- _EXERCISE AIM_:
Each line below should be retyped exactly, with no pictures.

- _SUPPLIED DATA_:
>>>>

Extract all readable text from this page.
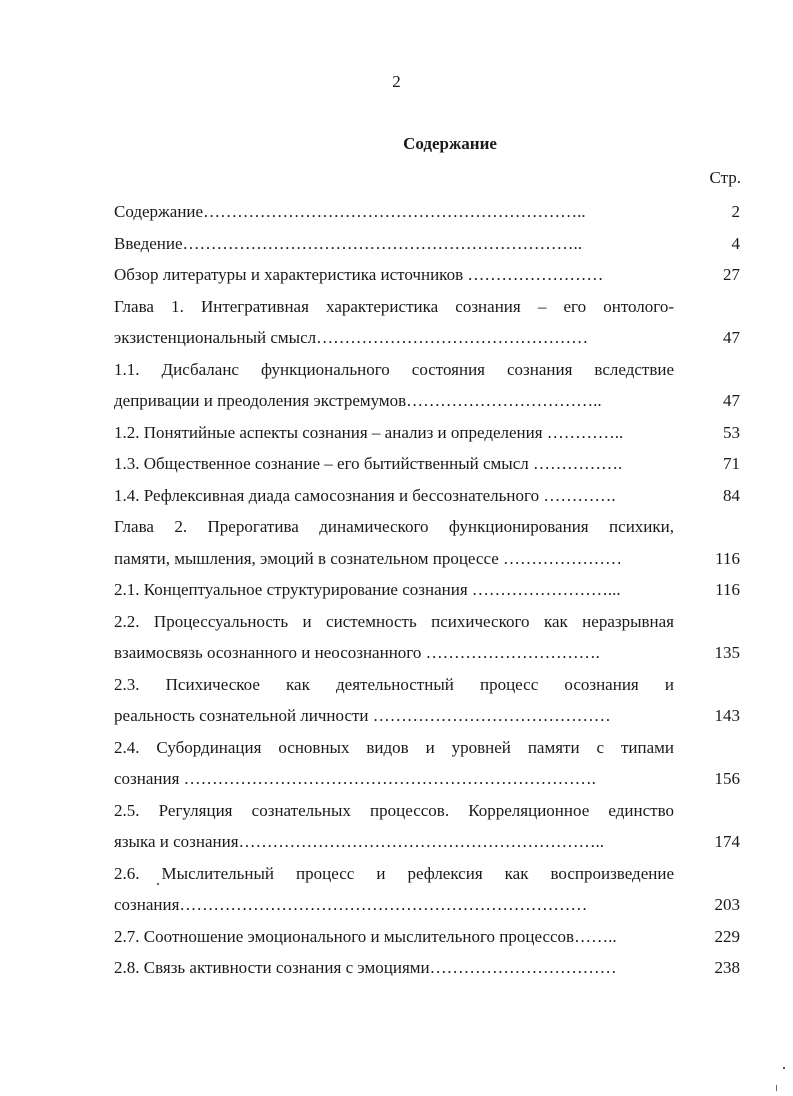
2
Содержание
Стр.
Содержание…………………………………………………………..	2
Введение……………………………………………………………..	4
Обзор литературы и характеристика источников ……………………	27
Глава 1. Интегративная характеристика сознания – его онтолого-
экзистенциональный смысл…………………………………………	47
1.1. Дисбаланс функционального состояния сознания вследствие
депривации и преодоления экстремумов……………………………..	47
1.2. Понятийные аспекты сознания – анализ и определения …………..	53
1.3. Общественное сознание – его бытийственный смысл …………….	71
1.4. Рефлексивная диада самосознания и бессознательного ………….	84
Глава 2. Прерогатива динамического функционирования психики,
памяти, мышления, эмоций в сознательном процессе …………………	116
2.1. Концептуальное структурирование сознания ……………………...	116
2.2. Процессуальность и системность психического как неразрывная
взаимосвязь осознанного и неосознанного ………………………….	135
2.3. Психическое как деятельностный процесс осознания и
реальность сознательной личности ……………………………………	143
2.4. Субординация основных видов и уровней памяти с типами
сознания ……………………………………………………………….	156
2.5. Регуляция сознательных процессов. Корреляционное единство
языка и сознания………………………………………………………..	174
2.6. Мыслительный процесс и рефлексия как воспроизведение
сознания………………………………………………………………	203
2.7. Соотношение эмоционального и мыслительного процессов……..	229
2.8. Связь активности сознания с эмоциями……………………………	238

<<<<

- _FULL RESPONSE_:
Extract all readable text from this page.
2
Содержание
Стр.
Содержание…………………………………………………………..	2
Введение……………………………………………………………..	4
Обзор литературы и характеристика источников ……………………	27
Глава 1. Интегративная характеристика сознания – его онтолого-
экзистенциональный смысл…………………………………………	47
1.1. Дисбаланс функционального состояния сознания вследствие
депривации и преодоления экстремумов……………………………..	47
1.2. Понятийные аспекты сознания – анализ и определения …………..	53
1.3. Общественное сознание – его бытийственный смысл …………….	71
1.4. Рефлексивная диада самосознания и бессознательного ………….	84
Глава 2. Прерогатива динамического функционирования психики,
памяти, мышления, эмоций в сознательном процессе …………………	116
2.1. Концептуальное структурирование сознания ……………………...	116
2.2. Процессуальность и системность психического как неразрывная
взаимосвязь осознанного и неосознанного ………………………….	135
2.3. Психическое как деятельностный процесс осознания и
реальность сознательной личности ……………………………………	143
2.4. Субординация основных видов и уровней памяти с типами
сознания ……………………………………………………………….	156
2.5. Регуляция сознательных процессов. Корреляционное единство
языка и сознания………………………………………………………..	174
2.6. Мыслительный процесс и рефлексия как воспроизведение
сознания………………………………………………………………	203
2.7. Соотношение эмоционального и мыслительного процессов……..	229
2.8. Связь активности сознания с эмоциями……………………………	238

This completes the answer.